**EXERCISE DETAILS:**
Your task is to transcribe all of the data below exactly, omitting the images.

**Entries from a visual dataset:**
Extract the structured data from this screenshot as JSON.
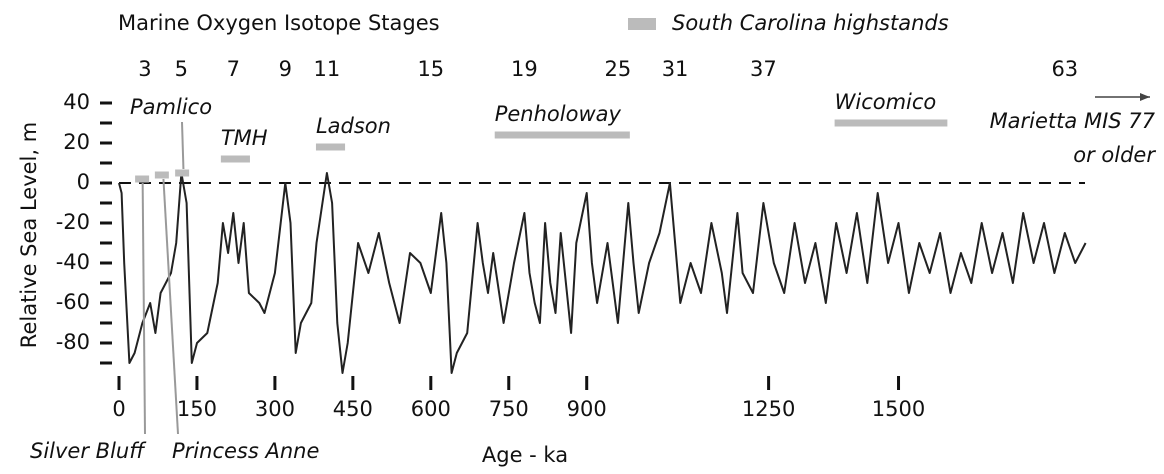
{
  "chart_data": {
    "type": "line",
    "title": "Marine Oxygen Isotope Stages",
    "legend_label": "South Carolina highstands",
    "x_label": "Age - ka",
    "y_label": "Relative Sea Level, m",
    "color": "#222222",
    "highstand_color": "#bbbbbb",
    "xlim": [
      0,
      1880
    ],
    "ylim": [
      -95,
      45
    ],
    "xticks": [
      0,
      150,
      300,
      450,
      600,
      750,
      900,
      1250,
      1500
    ],
    "yticks": [
      40,
      20,
      0,
      -20,
      -40,
      -60,
      -80
    ],
    "yminor_ticks": [
      30,
      10,
      -10,
      -30,
      -50,
      -70,
      -90
    ],
    "reference_line": 0,
    "mis_stages": [
      {
        "label": "3",
        "age": 50
      },
      {
        "label": "5",
        "age": 120
      },
      {
        "label": "7",
        "age": 220
      },
      {
        "label": "9",
        "age": 320
      },
      {
        "label": "11",
        "age": 400
      },
      {
        "label": "15",
        "age": 600
      },
      {
        "label": "19",
        "age": 780
      },
      {
        "label": "25",
        "age": 960
      },
      {
        "label": "31",
        "age": 1070
      },
      {
        "label": "37",
        "age": 1240
      },
      {
        "label": "63",
        "age": 1820
      }
    ],
    "highstands": [
      {
        "name": "Silver Bluff",
        "start": 31,
        "end": 60,
        "level": 2
      },
      {
        "name": "Princess Anne",
        "start": 69,
        "end": 102,
        "level": 4
      },
      {
        "name": "Pamlico",
        "start": 108,
        "end": 140,
        "level": 5
      },
      {
        "name": "TMH",
        "start": 196,
        "end": 252,
        "level": 12
      },
      {
        "name": "Ladson",
        "start": 379,
        "end": 435,
        "level": 18
      },
      {
        "name": "Penholoway",
        "start": 723,
        "end": 983,
        "level": 24
      },
      {
        "name": "Wicomico",
        "start": 1377,
        "end": 1594,
        "level": 30
      }
    ],
    "older_note": [
      "Marietta MIS 77",
      "or older"
    ],
    "x": [
      0,
      5,
      10,
      20,
      30,
      45,
      60,
      70,
      80,
      100,
      110,
      120,
      130,
      140,
      150,
      170,
      190,
      200,
      210,
      220,
      230,
      240,
      250,
      270,
      280,
      300,
      320,
      330,
      340,
      350,
      370,
      380,
      400,
      410,
      420,
      430,
      440,
      460,
      480,
      500,
      520,
      540,
      560,
      580,
      600,
      620,
      630,
      640,
      650,
      670,
      690,
      700,
      710,
      720,
      740,
      760,
      780,
      790,
      800,
      810,
      820,
      830,
      840,
      850,
      870,
      880,
      900,
      910,
      920,
      940,
      960,
      980,
      990,
      1000,
      1020,
      1040,
      1060,
      1070,
      1080,
      1100,
      1120,
      1140,
      1160,
      1170,
      1190,
      1200,
      1220,
      1240,
      1260,
      1280,
      1300,
      1320,
      1340,
      1360,
      1380,
      1400,
      1420,
      1440,
      1460,
      1480,
      1500,
      1520,
      1540,
      1560,
      1580,
      1600,
      1620,
      1640,
      1660,
      1680,
      1700,
      1720,
      1740,
      1760,
      1780,
      1800,
      1820,
      1840,
      1860
    ],
    "values": [
      0,
      -5,
      -40,
      -90,
      -85,
      -70,
      -60,
      -75,
      -55,
      -45,
      -30,
      5,
      -10,
      -90,
      -80,
      -75,
      -50,
      -20,
      -35,
      -15,
      -40,
      -20,
      -55,
      -60,
      -65,
      -45,
      0,
      -20,
      -85,
      -70,
      -60,
      -30,
      5,
      -10,
      -70,
      -95,
      -80,
      -30,
      -45,
      -25,
      -50,
      -70,
      -35,
      -40,
      -55,
      -15,
      -40,
      -95,
      -85,
      -75,
      -20,
      -40,
      -55,
      -35,
      -70,
      -40,
      -15,
      -45,
      -60,
      -70,
      -20,
      -50,
      -65,
      -25,
      -75,
      -30,
      -5,
      -40,
      -60,
      -30,
      -70,
      -10,
      -40,
      -65,
      -40,
      -25,
      0,
      -30,
      -60,
      -40,
      -55,
      -20,
      -45,
      -65,
      -15,
      -45,
      -55,
      -10,
      -40,
      -55,
      -20,
      -50,
      -30,
      -60,
      -20,
      -45,
      -15,
      -50,
      -5,
      -40,
      -20,
      -55,
      -30,
      -45,
      -25,
      -55,
      -35,
      -50,
      -20,
      -45,
      -25,
      -50,
      -15,
      -40,
      -20,
      -45,
      -25,
      -40,
      -30
    ]
  }
}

**RESPONSE FOR THIS EXERCISE:**
Extract the structured data from this screenshot as JSON.
{
  "chart_data": {
    "type": "line",
    "title": "Marine Oxygen Isotope Stages",
    "legend_label": "South Carolina highstands",
    "x_label": "Age - ka",
    "y_label": "Relative Sea Level, m",
    "color": "#222222",
    "highstand_color": "#bbbbbb",
    "xlim": [
      0,
      1880
    ],
    "ylim": [
      -95,
      45
    ],
    "xticks": [
      0,
      150,
      300,
      450,
      600,
      750,
      900,
      1250,
      1500
    ],
    "yticks": [
      40,
      20,
      0,
      -20,
      -40,
      -60,
      -80
    ],
    "yminor_ticks": [
      30,
      10,
      -10,
      -30,
      -50,
      -70,
      -90
    ],
    "reference_line": 0,
    "mis_stages": [
      {
        "label": "3",
        "age": 50
      },
      {
        "label": "5",
        "age": 120
      },
      {
        "label": "7",
        "age": 220
      },
      {
        "label": "9",
        "age": 320
      },
      {
        "label": "11",
        "age": 400
      },
      {
        "label": "15",
        "age": 600
      },
      {
        "label": "19",
        "age": 780
      },
      {
        "label": "25",
        "age": 960
      },
      {
        "label": "31",
        "age": 1070
      },
      {
        "label": "37",
        "age": 1240
      },
      {
        "label": "63",
        "age": 1820
      }
    ],
    "highstands": [
      {
        "name": "Silver Bluff",
        "start": 31,
        "end": 60,
        "level": 2
      },
      {
        "name": "Princess Anne",
        "start": 69,
        "end": 102,
        "level": 4
      },
      {
        "name": "Pamlico",
        "start": 108,
        "end": 140,
        "level": 5
      },
      {
        "name": "TMH",
        "start": 196,
        "end": 252,
        "level": 12
      },
      {
        "name": "Ladson",
        "start": 379,
        "end": 435,
        "level": 18
      },
      {
        "name": "Penholoway",
        "start": 723,
        "end": 983,
        "level": 24
      },
      {
        "name": "Wicomico",
        "start": 1377,
        "end": 1594,
        "level": 30
      }
    ],
    "older_note": [
      "Marietta MIS 77",
      "or older"
    ],
    "x": [
      0,
      5,
      10,
      20,
      30,
      45,
      60,
      70,
      80,
      100,
      110,
      120,
      130,
      140,
      150,
      170,
      190,
      200,
      210,
      220,
      230,
      240,
      250,
      270,
      280,
      300,
      320,
      330,
      340,
      350,
      370,
      380,
      400,
      410,
      420,
      430,
      440,
      460,
      480,
      500,
      520,
      540,
      560,
      580,
      600,
      620,
      630,
      640,
      650,
      670,
      690,
      700,
      710,
      720,
      740,
      760,
      780,
      790,
      800,
      810,
      820,
      830,
      840,
      850,
      870,
      880,
      900,
      910,
      920,
      940,
      960,
      980,
      990,
      1000,
      1020,
      1040,
      1060,
      1070,
      1080,
      1100,
      1120,
      1140,
      1160,
      1170,
      1190,
      1200,
      1220,
      1240,
      1260,
      1280,
      1300,
      1320,
      1340,
      1360,
      1380,
      1400,
      1420,
      1440,
      1460,
      1480,
      1500,
      1520,
      1540,
      1560,
      1580,
      1600,
      1620,
      1640,
      1660,
      1680,
      1700,
      1720,
      1740,
      1760,
      1780,
      1800,
      1820,
      1840,
      1860
    ],
    "values": [
      0,
      -5,
      -40,
      -90,
      -85,
      -70,
      -60,
      -75,
      -55,
      -45,
      -30,
      5,
      -10,
      -90,
      -80,
      -75,
      -50,
      -20,
      -35,
      -15,
      -40,
      -20,
      -55,
      -60,
      -65,
      -45,
      0,
      -20,
      -85,
      -70,
      -60,
      -30,
      5,
      -10,
      -70,
      -95,
      -80,
      -30,
      -45,
      -25,
      -50,
      -70,
      -35,
      -40,
      -55,
      -15,
      -40,
      -95,
      -85,
      -75,
      -20,
      -40,
      -55,
      -35,
      -70,
      -40,
      -15,
      -45,
      -60,
      -70,
      -20,
      -50,
      -65,
      -25,
      -75,
      -30,
      -5,
      -40,
      -60,
      -30,
      -70,
      -10,
      -40,
      -65,
      -40,
      -25,
      0,
      -30,
      -60,
      -40,
      -55,
      -20,
      -45,
      -65,
      -15,
      -45,
      -55,
      -10,
      -40,
      -55,
      -20,
      -50,
      -30,
      -60,
      -20,
      -45,
      -15,
      -50,
      -5,
      -40,
      -20,
      -55,
      -30,
      -45,
      -25,
      -55,
      -35,
      -50,
      -20,
      -45,
      -25,
      -50,
      -15,
      -40,
      -20,
      -45,
      -25,
      -40,
      -30
    ]
  }
}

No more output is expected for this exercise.